START Exercise material

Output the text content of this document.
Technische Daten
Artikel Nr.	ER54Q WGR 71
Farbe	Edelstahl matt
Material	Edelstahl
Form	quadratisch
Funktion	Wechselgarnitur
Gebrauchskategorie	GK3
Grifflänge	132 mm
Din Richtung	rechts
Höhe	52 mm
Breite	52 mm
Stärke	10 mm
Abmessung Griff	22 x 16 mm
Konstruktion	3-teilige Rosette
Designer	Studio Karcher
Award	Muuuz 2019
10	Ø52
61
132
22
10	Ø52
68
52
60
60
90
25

END Exercise material

Objective — Every line above should be printed again exactly as it stands.

Solved problem —
Output the text content of this document.
Technische Daten
Artikel Nr.	ER54Q WGR 71
Farbe	Edelstahl matt
Material	Edelstahl
Form	quadratisch
Funktion	Wechselgarnitur
Gebrauchskategorie	GK3
Grifflänge	132 mm
Din Richtung	rechts
Höhe	52 mm
Breite	52 mm
Stärke	10 mm
Abmessung Griff	22 x 16 mm
Konstruktion	3-teilige Rosette
Designer	Studio Karcher
Award	Muuuz 2019
10	Ø52
61
132
22
10	Ø52
68
52
60
60
90
25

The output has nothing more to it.